▶ **Stated problem**
Note each line that includes the word "درمان". Copy those lines.

^^^^^^^^

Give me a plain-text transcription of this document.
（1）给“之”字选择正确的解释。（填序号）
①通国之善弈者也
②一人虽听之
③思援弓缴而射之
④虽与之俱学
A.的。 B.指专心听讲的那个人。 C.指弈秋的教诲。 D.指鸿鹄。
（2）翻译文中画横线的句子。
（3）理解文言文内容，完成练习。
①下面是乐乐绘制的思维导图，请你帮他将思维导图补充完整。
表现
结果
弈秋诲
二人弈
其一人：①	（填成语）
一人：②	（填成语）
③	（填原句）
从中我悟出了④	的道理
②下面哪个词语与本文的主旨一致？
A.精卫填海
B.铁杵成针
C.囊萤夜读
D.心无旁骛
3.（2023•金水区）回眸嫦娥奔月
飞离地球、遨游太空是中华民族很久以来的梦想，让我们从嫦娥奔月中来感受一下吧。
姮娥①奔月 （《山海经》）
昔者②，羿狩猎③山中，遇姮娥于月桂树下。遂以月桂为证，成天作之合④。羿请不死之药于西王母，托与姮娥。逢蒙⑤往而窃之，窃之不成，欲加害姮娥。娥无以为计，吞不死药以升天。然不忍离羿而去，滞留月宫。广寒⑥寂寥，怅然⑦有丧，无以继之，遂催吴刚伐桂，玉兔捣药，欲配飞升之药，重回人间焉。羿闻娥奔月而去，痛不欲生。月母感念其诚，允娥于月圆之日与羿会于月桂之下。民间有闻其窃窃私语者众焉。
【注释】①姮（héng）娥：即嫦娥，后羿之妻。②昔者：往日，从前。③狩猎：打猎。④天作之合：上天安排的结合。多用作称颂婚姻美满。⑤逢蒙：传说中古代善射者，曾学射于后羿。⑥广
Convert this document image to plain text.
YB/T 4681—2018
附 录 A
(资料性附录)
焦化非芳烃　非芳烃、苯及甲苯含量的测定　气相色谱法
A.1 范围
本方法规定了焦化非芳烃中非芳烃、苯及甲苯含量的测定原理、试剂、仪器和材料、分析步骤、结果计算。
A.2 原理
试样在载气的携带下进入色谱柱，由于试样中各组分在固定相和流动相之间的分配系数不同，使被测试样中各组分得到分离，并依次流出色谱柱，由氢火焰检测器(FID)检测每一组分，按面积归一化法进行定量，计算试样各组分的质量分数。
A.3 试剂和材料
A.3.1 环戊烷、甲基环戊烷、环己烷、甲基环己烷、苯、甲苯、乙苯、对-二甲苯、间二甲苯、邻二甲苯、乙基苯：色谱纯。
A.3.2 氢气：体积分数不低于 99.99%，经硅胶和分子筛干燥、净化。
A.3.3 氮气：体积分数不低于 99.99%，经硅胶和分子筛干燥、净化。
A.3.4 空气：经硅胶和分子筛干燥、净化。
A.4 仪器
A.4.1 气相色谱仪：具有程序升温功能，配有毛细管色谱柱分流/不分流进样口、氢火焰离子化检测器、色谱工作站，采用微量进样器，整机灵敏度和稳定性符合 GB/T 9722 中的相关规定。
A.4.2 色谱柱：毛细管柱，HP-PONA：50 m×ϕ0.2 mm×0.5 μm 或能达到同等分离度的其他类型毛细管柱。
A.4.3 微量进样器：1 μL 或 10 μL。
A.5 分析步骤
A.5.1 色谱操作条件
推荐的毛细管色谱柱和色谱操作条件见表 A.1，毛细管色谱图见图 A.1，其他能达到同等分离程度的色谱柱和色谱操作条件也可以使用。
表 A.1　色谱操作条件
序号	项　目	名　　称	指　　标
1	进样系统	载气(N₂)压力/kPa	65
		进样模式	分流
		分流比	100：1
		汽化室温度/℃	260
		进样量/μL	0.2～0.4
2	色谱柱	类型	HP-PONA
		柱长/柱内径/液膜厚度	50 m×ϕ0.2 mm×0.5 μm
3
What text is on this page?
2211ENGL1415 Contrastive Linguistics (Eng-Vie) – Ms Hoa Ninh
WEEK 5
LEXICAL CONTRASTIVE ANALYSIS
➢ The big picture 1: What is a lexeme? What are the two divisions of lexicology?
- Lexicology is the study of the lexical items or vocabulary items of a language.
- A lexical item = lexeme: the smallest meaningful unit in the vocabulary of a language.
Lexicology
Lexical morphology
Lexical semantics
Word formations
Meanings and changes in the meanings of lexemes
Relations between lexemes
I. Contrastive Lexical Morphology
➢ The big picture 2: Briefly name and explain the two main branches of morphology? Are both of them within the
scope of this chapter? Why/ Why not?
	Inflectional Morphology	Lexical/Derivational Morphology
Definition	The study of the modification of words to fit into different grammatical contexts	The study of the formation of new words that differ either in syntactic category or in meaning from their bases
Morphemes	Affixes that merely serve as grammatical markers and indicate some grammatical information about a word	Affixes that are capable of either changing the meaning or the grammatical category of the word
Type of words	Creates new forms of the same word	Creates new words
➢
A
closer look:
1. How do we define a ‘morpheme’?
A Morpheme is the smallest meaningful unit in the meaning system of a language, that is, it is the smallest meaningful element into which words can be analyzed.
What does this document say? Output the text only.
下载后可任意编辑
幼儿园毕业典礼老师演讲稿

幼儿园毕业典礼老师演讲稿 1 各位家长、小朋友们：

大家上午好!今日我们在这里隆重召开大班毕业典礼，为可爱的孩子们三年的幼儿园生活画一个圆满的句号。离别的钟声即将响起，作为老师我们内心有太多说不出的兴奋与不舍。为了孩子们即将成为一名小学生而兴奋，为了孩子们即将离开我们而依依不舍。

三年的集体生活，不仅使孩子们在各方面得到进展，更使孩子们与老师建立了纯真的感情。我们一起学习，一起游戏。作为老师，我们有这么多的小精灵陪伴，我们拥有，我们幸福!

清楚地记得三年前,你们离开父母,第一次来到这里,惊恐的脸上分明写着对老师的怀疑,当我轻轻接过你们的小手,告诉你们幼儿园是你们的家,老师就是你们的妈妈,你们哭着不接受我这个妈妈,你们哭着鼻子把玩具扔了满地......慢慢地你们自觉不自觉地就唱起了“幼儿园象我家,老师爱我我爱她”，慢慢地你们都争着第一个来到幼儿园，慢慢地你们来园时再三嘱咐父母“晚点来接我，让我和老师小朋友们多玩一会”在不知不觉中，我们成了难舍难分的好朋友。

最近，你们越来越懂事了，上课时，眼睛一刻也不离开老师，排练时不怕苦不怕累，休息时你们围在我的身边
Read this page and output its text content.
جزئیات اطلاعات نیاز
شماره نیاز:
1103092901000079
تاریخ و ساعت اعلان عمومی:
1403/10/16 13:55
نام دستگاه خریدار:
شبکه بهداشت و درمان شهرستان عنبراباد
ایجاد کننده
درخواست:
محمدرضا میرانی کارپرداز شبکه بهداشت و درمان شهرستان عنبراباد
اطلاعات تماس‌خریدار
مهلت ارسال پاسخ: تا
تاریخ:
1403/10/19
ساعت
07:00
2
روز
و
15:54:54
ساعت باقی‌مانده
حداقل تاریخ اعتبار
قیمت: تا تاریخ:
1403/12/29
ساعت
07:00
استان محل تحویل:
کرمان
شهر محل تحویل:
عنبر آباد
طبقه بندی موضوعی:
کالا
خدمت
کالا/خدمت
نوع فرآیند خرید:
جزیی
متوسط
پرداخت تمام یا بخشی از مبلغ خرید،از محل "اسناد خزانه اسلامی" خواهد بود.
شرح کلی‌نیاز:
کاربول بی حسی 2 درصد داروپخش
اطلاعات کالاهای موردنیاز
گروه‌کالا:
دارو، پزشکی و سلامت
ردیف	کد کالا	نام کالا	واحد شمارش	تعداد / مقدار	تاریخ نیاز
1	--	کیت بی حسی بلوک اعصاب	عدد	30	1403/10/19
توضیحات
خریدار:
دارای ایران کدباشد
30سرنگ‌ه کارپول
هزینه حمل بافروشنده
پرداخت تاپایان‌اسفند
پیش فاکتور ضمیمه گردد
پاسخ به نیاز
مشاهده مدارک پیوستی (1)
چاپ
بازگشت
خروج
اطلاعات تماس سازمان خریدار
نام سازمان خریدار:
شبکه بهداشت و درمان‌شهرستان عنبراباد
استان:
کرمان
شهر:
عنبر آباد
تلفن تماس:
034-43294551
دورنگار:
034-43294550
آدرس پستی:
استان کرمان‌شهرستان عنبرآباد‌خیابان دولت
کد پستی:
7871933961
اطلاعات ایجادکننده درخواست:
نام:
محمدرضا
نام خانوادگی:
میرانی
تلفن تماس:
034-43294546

^^^^^^^^

▶ **Output for this task**
شبکه بهداشت و درمان شهرستان عنبراباد
محمدرضا میرانی کارپرداز شبکه بهداشت و درمان شهرستان عنبراباد
شبکه بهداشت و درمان‌شهرستان عنبراباد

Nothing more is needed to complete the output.